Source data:
** begin **

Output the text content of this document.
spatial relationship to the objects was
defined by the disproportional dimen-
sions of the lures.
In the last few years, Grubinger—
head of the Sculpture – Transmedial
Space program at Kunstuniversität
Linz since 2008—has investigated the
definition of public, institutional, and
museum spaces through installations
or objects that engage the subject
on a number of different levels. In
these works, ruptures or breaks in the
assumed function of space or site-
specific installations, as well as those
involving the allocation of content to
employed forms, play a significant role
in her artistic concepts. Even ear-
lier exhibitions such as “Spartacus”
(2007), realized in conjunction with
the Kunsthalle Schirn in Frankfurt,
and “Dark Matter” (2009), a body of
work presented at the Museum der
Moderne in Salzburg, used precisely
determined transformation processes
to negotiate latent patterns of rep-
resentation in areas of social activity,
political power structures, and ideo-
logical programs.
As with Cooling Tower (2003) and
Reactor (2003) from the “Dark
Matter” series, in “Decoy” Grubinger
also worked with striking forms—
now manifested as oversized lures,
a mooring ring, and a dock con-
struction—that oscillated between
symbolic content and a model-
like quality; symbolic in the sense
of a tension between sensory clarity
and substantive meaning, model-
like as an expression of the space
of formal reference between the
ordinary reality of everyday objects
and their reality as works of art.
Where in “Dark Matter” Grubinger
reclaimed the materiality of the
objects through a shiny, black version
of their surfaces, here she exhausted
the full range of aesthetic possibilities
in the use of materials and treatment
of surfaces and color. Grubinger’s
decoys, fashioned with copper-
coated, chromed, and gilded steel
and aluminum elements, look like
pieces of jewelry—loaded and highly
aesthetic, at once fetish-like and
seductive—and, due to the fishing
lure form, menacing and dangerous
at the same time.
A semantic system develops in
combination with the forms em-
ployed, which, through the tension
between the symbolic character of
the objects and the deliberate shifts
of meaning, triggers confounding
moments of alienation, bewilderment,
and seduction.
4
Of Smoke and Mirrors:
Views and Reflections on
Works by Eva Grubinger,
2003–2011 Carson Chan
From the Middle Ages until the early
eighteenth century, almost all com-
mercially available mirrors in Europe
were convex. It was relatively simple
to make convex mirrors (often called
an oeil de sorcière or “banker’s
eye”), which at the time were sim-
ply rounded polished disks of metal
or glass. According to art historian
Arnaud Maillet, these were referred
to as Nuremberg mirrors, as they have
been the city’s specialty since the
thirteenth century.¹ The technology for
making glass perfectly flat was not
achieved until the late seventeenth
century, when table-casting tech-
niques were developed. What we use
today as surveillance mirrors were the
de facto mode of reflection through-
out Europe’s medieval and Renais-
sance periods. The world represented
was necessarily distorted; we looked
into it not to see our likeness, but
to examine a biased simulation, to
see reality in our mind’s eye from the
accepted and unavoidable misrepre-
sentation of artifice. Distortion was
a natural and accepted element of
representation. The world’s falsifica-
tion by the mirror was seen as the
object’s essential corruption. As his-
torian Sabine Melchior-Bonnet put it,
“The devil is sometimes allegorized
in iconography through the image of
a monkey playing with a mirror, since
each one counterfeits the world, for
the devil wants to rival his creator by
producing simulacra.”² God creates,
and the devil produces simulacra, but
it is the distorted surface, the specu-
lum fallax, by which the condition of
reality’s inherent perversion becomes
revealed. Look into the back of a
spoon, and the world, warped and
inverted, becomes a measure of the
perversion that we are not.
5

** end **

§ WRITTEN INSTRUCTION
Using the listing above, please repeat every entry exactly.

§ SOLVED PROBLEM
Output the text content of this document.
spatial relationship to the objects was
defined by the disproportional dimen-
sions of the lures.
In the last few years, Grubinger—
head of the Sculpture – Transmedial
Space program at Kunstuniversität
Linz since 2008—has investigated the
definition of public, institutional, and
museum spaces through installations
or objects that engage the subject
on a number of different levels. In
these works, ruptures or breaks in the
assumed function of space or site-
specific installations, as well as those
involving the allocation of content to
employed forms, play a significant role
in her artistic concepts. Even ear-
lier exhibitions such as “Spartacus”
(2007), realized in conjunction with
the Kunsthalle Schirn in Frankfurt,
and “Dark Matter” (2009), a body of
work presented at the Museum der
Moderne in Salzburg, used precisely
determined transformation processes
to negotiate latent patterns of rep-
resentation in areas of social activity,
political power structures, and ideo-
logical programs.
As with Cooling Tower (2003) and
Reactor (2003) from the “Dark
Matter” series, in “Decoy” Grubinger
also worked with striking forms—
now manifested as oversized lures,
a mooring ring, and a dock con-
struction—that oscillated between
symbolic content and a model-
like quality; symbolic in the sense
of a tension between sensory clarity
and substantive meaning, model-
like as an expression of the space
of formal reference between the
ordinary reality of everyday objects
and their reality as works of art.
Where in “Dark Matter” Grubinger
reclaimed the materiality of the
objects through a shiny, black version
of their surfaces, here she exhausted
the full range of aesthetic possibilities
in the use of materials and treatment
of surfaces and color. Grubinger’s
decoys, fashioned with copper-
coated, chromed, and gilded steel
and aluminum elements, look like
pieces of jewelry—loaded and highly
aesthetic, at once fetish-like and
seductive—and, due to the fishing
lure form, menacing and dangerous
at the same time.
A semantic system develops in
combination with the forms em-
ployed, which, through the tension
between the symbolic character of
the objects and the deliberate shifts
of meaning, triggers confounding
moments of alienation, bewilderment,
and seduction.
4
Of Smoke and Mirrors:
Views and Reflections on
Works by Eva Grubinger,
2003–2011 Carson Chan
From the Middle Ages until the early
eighteenth century, almost all com-
mercially available mirrors in Europe
were convex. It was relatively simple
to make convex mirrors (often called
an oeil de sorcière or “banker’s
eye”), which at the time were sim-
ply rounded polished disks of metal
or glass. According to art historian
Arnaud Maillet, these were referred
to as Nuremberg mirrors, as they have
been the city’s specialty since the
thirteenth century.¹ The technology for
making glass perfectly flat was not
achieved until the late seventeenth
century, when table-casting tech-
niques were developed. What we use
today as surveillance mirrors were the
de facto mode of reflection through-
out Europe’s medieval and Renais-
sance periods. The world represented
was necessarily distorted; we looked
into it not to see our likeness, but
to examine a biased simulation, to
see reality in our mind’s eye from the
accepted and unavoidable misrepre-
sentation of artifice. Distortion was
a natural and accepted element of
representation. The world’s falsifica-
tion by the mirror was seen as the
object’s essential corruption. As his-
torian Sabine Melchior-Bonnet put it,
“The devil is sometimes allegorized
in iconography through the image of
a monkey playing with a mirror, since
each one counterfeits the world, for
the devil wants to rival his creator by
producing simulacra.”² God creates,
and the devil produces simulacra, but
it is the distorted surface, the specu-
lum fallax, by which the condition of
reality’s inherent perversion becomes
revealed. Look into the back of a
spoon, and the world, warped and
inverted, becomes a measure of the
perversion that we are not.
5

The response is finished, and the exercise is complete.